Items from a dataset:
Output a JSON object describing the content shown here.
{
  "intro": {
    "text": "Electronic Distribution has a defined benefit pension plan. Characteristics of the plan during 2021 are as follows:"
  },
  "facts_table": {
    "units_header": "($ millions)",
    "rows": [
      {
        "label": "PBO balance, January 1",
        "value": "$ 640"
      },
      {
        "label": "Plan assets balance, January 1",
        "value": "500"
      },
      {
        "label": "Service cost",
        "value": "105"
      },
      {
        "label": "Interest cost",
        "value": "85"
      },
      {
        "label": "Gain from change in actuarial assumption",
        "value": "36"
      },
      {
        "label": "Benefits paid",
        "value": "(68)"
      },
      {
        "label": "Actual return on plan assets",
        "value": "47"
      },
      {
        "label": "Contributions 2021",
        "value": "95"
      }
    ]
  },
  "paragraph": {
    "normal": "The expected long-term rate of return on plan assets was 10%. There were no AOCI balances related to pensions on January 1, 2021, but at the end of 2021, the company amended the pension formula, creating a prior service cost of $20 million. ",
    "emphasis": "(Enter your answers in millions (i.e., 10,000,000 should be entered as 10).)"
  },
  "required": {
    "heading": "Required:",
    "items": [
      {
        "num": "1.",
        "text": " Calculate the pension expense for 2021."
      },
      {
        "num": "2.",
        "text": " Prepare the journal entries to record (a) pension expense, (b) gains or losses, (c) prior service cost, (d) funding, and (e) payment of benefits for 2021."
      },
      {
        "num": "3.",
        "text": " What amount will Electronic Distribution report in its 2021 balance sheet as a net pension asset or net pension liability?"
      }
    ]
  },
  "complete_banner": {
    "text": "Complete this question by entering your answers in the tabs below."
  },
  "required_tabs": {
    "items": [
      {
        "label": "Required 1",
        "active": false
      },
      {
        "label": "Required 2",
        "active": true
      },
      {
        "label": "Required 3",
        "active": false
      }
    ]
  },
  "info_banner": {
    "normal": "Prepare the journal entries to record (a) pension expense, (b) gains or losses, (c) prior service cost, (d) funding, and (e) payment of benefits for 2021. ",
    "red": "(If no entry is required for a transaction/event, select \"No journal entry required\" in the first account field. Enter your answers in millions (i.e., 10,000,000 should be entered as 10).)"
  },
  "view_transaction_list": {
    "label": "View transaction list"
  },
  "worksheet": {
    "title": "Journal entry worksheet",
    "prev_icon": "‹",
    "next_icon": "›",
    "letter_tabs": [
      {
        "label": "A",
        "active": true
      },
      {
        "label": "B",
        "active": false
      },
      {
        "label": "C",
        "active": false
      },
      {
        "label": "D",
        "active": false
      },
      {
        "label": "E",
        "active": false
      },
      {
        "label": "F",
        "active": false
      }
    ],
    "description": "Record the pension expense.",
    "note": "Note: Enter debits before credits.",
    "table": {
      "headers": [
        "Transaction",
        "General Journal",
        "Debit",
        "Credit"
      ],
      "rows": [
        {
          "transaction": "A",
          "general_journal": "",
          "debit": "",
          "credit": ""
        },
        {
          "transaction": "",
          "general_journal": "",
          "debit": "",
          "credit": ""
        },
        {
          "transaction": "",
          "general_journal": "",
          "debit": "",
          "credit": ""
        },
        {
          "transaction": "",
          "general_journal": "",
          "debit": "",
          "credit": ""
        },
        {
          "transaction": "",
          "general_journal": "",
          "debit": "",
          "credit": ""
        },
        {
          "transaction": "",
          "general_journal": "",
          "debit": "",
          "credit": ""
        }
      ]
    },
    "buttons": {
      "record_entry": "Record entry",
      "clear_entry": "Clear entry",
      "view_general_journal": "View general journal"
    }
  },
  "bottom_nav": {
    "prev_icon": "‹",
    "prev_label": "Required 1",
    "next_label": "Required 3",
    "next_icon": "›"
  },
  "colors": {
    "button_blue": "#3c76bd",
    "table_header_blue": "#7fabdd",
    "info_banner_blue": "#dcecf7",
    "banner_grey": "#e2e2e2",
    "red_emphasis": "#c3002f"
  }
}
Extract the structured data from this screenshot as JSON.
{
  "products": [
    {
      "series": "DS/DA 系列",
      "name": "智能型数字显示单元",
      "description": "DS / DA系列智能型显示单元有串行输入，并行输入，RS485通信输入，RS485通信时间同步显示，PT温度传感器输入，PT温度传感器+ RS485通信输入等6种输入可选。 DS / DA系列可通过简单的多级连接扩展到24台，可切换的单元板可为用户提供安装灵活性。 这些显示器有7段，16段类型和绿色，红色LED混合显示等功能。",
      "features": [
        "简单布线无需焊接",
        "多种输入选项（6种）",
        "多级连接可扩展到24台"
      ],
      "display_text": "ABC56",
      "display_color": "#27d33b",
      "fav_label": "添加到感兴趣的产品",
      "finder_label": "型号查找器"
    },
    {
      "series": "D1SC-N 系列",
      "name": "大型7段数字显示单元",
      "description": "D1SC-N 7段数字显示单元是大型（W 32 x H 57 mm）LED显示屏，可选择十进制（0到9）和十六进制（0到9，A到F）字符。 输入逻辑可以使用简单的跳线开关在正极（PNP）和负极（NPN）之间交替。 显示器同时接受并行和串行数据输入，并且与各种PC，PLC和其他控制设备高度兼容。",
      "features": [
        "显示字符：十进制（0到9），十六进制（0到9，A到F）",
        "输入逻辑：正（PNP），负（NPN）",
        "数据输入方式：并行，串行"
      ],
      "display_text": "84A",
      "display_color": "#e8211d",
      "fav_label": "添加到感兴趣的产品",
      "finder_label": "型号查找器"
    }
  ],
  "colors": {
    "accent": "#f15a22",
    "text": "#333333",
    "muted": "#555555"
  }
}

*EXERCISE DIRECTIONS:* Repeat the material in full, exactly as it stands.

*OUTPUT OF THE TASK:*
Output a JSON object describing the content shown here.
{
  "intro": {
    "text": "Electronic Distribution has a defined benefit pension plan. Characteristics of the plan during 2021 are as follows:"
  },
  "facts_table": {
    "units_header": "($ millions)",
    "rows": [
      {
        "label": "PBO balance, January 1",
        "value": "$ 640"
      },
      {
        "label": "Plan assets balance, January 1",
        "value": "500"
      },
      {
        "label": "Service cost",
        "value": "105"
      },
      {
        "label": "Interest cost",
        "value": "85"
      },
      {
        "label": "Gain from change in actuarial assumption",
        "value": "36"
      },
      {
        "label": "Benefits paid",
        "value": "(68)"
      },
      {
        "label": "Actual return on plan assets",
        "value": "47"
      },
      {
        "label": "Contributions 2021",
        "value": "95"
      }
    ]
  },
  "paragraph": {
    "normal": "The expected long-term rate of return on plan assets was 10%. There were no AOCI balances related to pensions on January 1, 2021, but at the end of 2021, the company amended the pension formula, creating a prior service cost of $20 million. ",
    "emphasis": "(Enter your answers in millions (i.e., 10,000,000 should be entered as 10).)"
  },
  "required": {
    "heading": "Required:",
    "items": [
      {
        "num": "1.",
        "text": " Calculate the pension expense for 2021."
      },
      {
        "num": "2.",
        "text": " Prepare the journal entries to record (a) pension expense, (b) gains or losses, (c) prior service cost, (d) funding, and (e) payment of benefits for 2021."
      },
      {
        "num": "3.",
        "text": " What amount will Electronic Distribution report in its 2021 balance sheet as a net pension asset or net pension liability?"
      }
    ]
  },
  "complete_banner": {
    "text": "Complete this question by entering your answers in the tabs below."
  },
  "required_tabs": {
    "items": [
      {
        "label": "Required 1",
        "active": false
      },
      {
        "label": "Required 2",
        "active": true
      },
      {
        "label": "Required 3",
        "active": false
      }
    ]
  },
  "info_banner": {
    "normal": "Prepare the journal entries to record (a) pension expense, (b) gains or losses, (c) prior service cost, (d) funding, and (e) payment of benefits for 2021. ",
    "red": "(If no entry is required for a transaction/event, select \"No journal entry required\" in the first account field. Enter your answers in millions (i.e., 10,000,000 should be entered as 10).)"
  },
  "view_transaction_list": {
    "label": "View transaction list"
  },
  "worksheet": {
    "title": "Journal entry worksheet",
    "prev_icon": "‹",
    "next_icon": "›",
    "letter_tabs": [
      {
        "label": "A",
        "active": true
      },
      {
        "label": "B",
        "active": false
      },
      {
        "label": "C",
        "active": false
      },
      {
        "label": "D",
        "active": false
      },
      {
        "label": "E",
        "active": false
      },
      {
        "label": "F",
        "active": false
      }
    ],
    "description": "Record the pension expense.",
    "note": "Note: Enter debits before credits.",
    "table": {
      "headers": [
        "Transaction",
        "General Journal",
        "Debit",
        "Credit"
      ],
      "rows": [
        {
          "transaction": "A",
          "general_journal": "",
          "debit": "",
          "credit": ""
        },
        {
          "transaction": "",
          "general_journal": "",
          "debit": "",
          "credit": ""
        },
        {
          "transaction": "",
          "general_journal": "",
          "debit": "",
          "credit": ""
        },
        {
          "transaction": "",
          "general_journal": "",
          "debit": "",
          "credit": ""
        },
        {
          "transaction": "",
          "general_journal": "",
          "debit": "",
          "credit": ""
        },
        {
          "transaction": "",
          "general_journal": "",
          "debit": "",
          "credit": ""
        }
      ]
    },
    "buttons": {
      "record_entry": "Record entry",
      "clear_entry": "Clear entry",
      "view_general_journal": "View general journal"
    }
  },
  "bottom_nav": {
    "prev_icon": "‹",
    "prev_label": "Required 1",
    "next_label": "Required 3",
    "next_icon": "›"
  },
  "colors": {
    "button_blue": "#3c76bd",
    "table_header_blue": "#7fabdd",
    "info_banner_blue": "#dcecf7",
    "banner_grey": "#e2e2e2",
    "red_emphasis": "#c3002f"
  }
}
Extract the structured data from this screenshot as JSON.
{
  "products": [
    {
      "series": "DS/DA 系列",
      "name": "智能型数字显示单元",
      "description": "DS / DA系列智能型显示单元有串行输入，并行输入，RS485通信输入，RS485通信时间同步显示，PT温度传感器输入，PT温度传感器+ RS485通信输入等6种输入可选。 DS / DA系列可通过简单的多级连接扩展到24台，可切换的单元板可为用户提供安装灵活性。 这些显示器有7段，16段类型和绿色，红色LED混合显示等功能。",
      "features": [
        "简单布线无需焊接",
        "多种输入选项（6种）",
        "多级连接可扩展到24台"
      ],
      "display_text": "ABC56",
      "display_color": "#27d33b",
      "fav_label": "添加到感兴趣的产品",
      "finder_label": "型号查找器"
    },
    {
      "series": "D1SC-N 系列",
      "name": "大型7段数字显示单元",
      "description": "D1SC-N 7段数字显示单元是大型（W 32 x H 57 mm）LED显示屏，可选择十进制（0到9）和十六进制（0到9，A到F）字符。 输入逻辑可以使用简单的跳线开关在正极（PNP）和负极（NPN）之间交替。 显示器同时接受并行和串行数据输入，并且与各种PC，PLC和其他控制设备高度兼容。",
      "features": [
        "显示字符：十进制（0到9），十六进制（0到9，A到F）",
        "输入逻辑：正（PNP），负（NPN）",
        "数据输入方式：并行，串行"
      ],
      "display_text": "84A",
      "display_color": "#e8211d",
      "fav_label": "添加到感兴趣的产品",
      "finder_label": "型号查找器"
    }
  ],
  "colors": {
    "accent": "#f15a22",
    "text": "#333333",
    "muted": "#555555"
  }
}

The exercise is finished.